> [Objective]
Transcribe the listing in full, excluding any pictures.

Records about charts and figures
↓

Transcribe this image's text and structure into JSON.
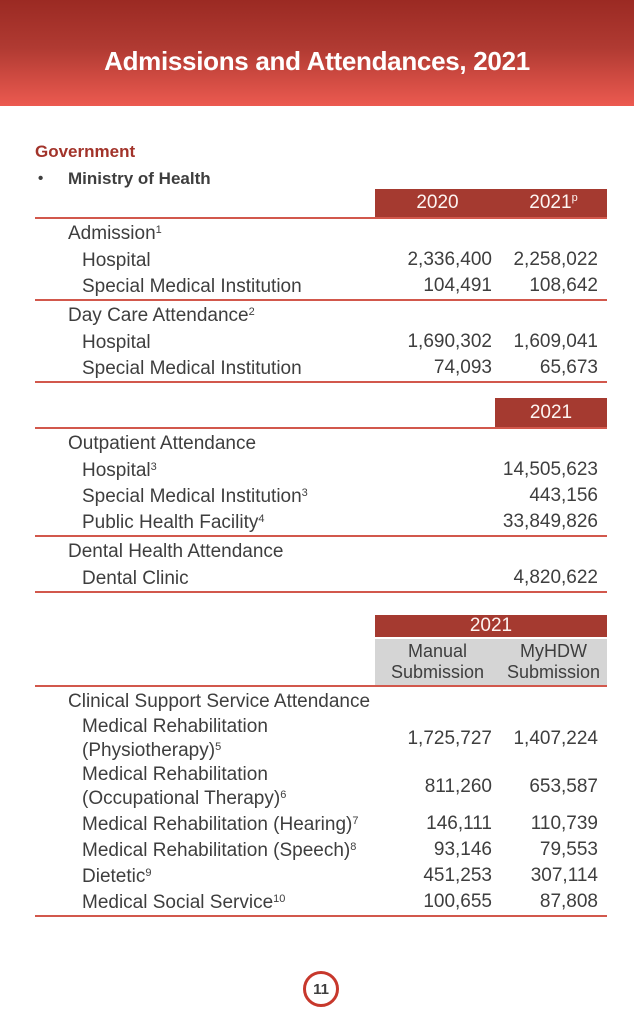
{
  "colors": {
    "banner-top": "#9B2A23",
    "banner-bottom": "#EC5A50",
    "header-red": "#A53A30",
    "rule-red": "#D2584C",
    "subhead-gray": "#D5D5D5",
    "text-dark": "#3E3E3E",
    "heading-red": "#A2332A",
    "circle-red": "#C7382C"
  },
  "banner": {
    "title": "Admissions and Attendances, 2021"
  },
  "intro": {
    "heading": "Government",
    "bullet": "•",
    "item": "Ministry of Health"
  },
  "table1": {
    "col_headers": [
      {
        "text": "2020"
      },
      {
        "text": "2021",
        "sup": "p"
      }
    ],
    "groups": [
      {
        "label": "Admission",
        "sup": "1",
        "rows": [
          {
            "label": "Hospital",
            "v1": "2,336,400",
            "v2": "2,258,022"
          },
          {
            "label": "Special Medical Institution",
            "v1": "104,491",
            "v2": "108,642"
          }
        ]
      },
      {
        "label": "Day Care Attendance",
        "sup": "2",
        "rows": [
          {
            "label": "Hospital",
            "v1": "1,690,302",
            "v2": "1,609,041"
          },
          {
            "label": "Special Medical Institution",
            "v1": "74,093",
            "v2": "65,673"
          }
        ]
      }
    ]
  },
  "table2": {
    "col_header": "2021",
    "groups": [
      {
        "label": "Outpatient Attendance",
        "rows": [
          {
            "label": "Hospital",
            "sup": "3",
            "v": "14,505,623"
          },
          {
            "label": "Special Medical Institution",
            "sup": "3",
            "v": "443,156"
          },
          {
            "label": "Public Health Facility",
            "sup": "4",
            "v": "33,849,826"
          }
        ]
      },
      {
        "label": "Dental Health Attendance",
        "rows": [
          {
            "label": "Dental Clinic",
            "v": "4,820,622"
          }
        ]
      }
    ]
  },
  "table3": {
    "year_header": "2021",
    "sub_headers": [
      [
        "Manual",
        "Submission"
      ],
      [
        "MyHDW",
        "Submission"
      ]
    ],
    "group_label": "Clinical Support Service Attendance",
    "rows": [
      {
        "label": "Medical Rehabilitation",
        "label2": "(Physiotherapy)",
        "sup": "5",
        "v1": "1,725,727",
        "v2": "1,407,224"
      },
      {
        "label": "Medical Rehabilitation",
        "label2": "(Occupational Therapy)",
        "sup": "6",
        "v1": "811,260",
        "v2": "653,587"
      },
      {
        "label": "Medical Rehabilitation (Hearing)",
        "sup": "7",
        "v1": "146,111",
        "v2": "110,739"
      },
      {
        "label": "Medical Rehabilitation (Speech)",
        "sup": "8",
        "v1": "93,146",
        "v2": "79,553"
      },
      {
        "label": "Dietetic",
        "sup": "9",
        "v1": "451,253",
        "v2": "307,114"
      },
      {
        "label": "Medical Social Service",
        "sup": "10",
        "v1": "100,655",
        "v2": "87,808"
      }
    ]
  },
  "footer": {
    "page_number": "11"
  }
}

↑

> [Final result]
Transcribe this image's text and structure into JSON.
{
  "colors": {
    "banner-top": "#9B2A23",
    "banner-bottom": "#EC5A50",
    "header-red": "#A53A30",
    "rule-red": "#D2584C",
    "subhead-gray": "#D5D5D5",
    "text-dark": "#3E3E3E",
    "heading-red": "#A2332A",
    "circle-red": "#C7382C"
  },
  "banner": {
    "title": "Admissions and Attendances, 2021"
  },
  "intro": {
    "heading": "Government",
    "bullet": "•",
    "item": "Ministry of Health"
  },
  "table1": {
    "col_headers": [
      {
        "text": "2020"
      },
      {
        "text": "2021",
        "sup": "p"
      }
    ],
    "groups": [
      {
        "label": "Admission",
        "sup": "1",
        "rows": [
          {
            "label": "Hospital",
            "v1": "2,336,400",
            "v2": "2,258,022"
          },
          {
            "label": "Special Medical Institution",
            "v1": "104,491",
            "v2": "108,642"
          }
        ]
      },
      {
        "label": "Day Care Attendance",
        "sup": "2",
        "rows": [
          {
            "label": "Hospital",
            "v1": "1,690,302",
            "v2": "1,609,041"
          },
          {
            "label": "Special Medical Institution",
            "v1": "74,093",
            "v2": "65,673"
          }
        ]
      }
    ]
  },
  "table2": {
    "col_header": "2021",
    "groups": [
      {
        "label": "Outpatient Attendance",
        "rows": [
          {
            "label": "Hospital",
            "sup": "3",
            "v": "14,505,623"
          },
          {
            "label": "Special Medical Institution",
            "sup": "3",
            "v": "443,156"
          },
          {
            "label": "Public Health Facility",
            "sup": "4",
            "v": "33,849,826"
          }
        ]
      },
      {
        "label": "Dental Health Attendance",
        "rows": [
          {
            "label": "Dental Clinic",
            "v": "4,820,622"
          }
        ]
      }
    ]
  },
  "table3": {
    "year_header": "2021",
    "sub_headers": [
      [
        "Manual",
        "Submission"
      ],
      [
        "MyHDW",
        "Submission"
      ]
    ],
    "group_label": "Clinical Support Service Attendance",
    "rows": [
      {
        "label": "Medical Rehabilitation",
        "label2": "(Physiotherapy)",
        "sup": "5",
        "v1": "1,725,727",
        "v2": "1,407,224"
      },
      {
        "label": "Medical Rehabilitation",
        "label2": "(Occupational Therapy)",
        "sup": "6",
        "v1": "811,260",
        "v2": "653,587"
      },
      {
        "label": "Medical Rehabilitation (Hearing)",
        "sup": "7",
        "v1": "146,111",
        "v2": "110,739"
      },
      {
        "label": "Medical Rehabilitation (Speech)",
        "sup": "8",
        "v1": "93,146",
        "v2": "79,553"
      },
      {
        "label": "Dietetic",
        "sup": "9",
        "v1": "451,253",
        "v2": "307,114"
      },
      {
        "label": "Medical Social Service",
        "sup": "10",
        "v1": "100,655",
        "v2": "87,808"
      }
    ]
  },
  "footer": {
    "page_number": "11"
  }
}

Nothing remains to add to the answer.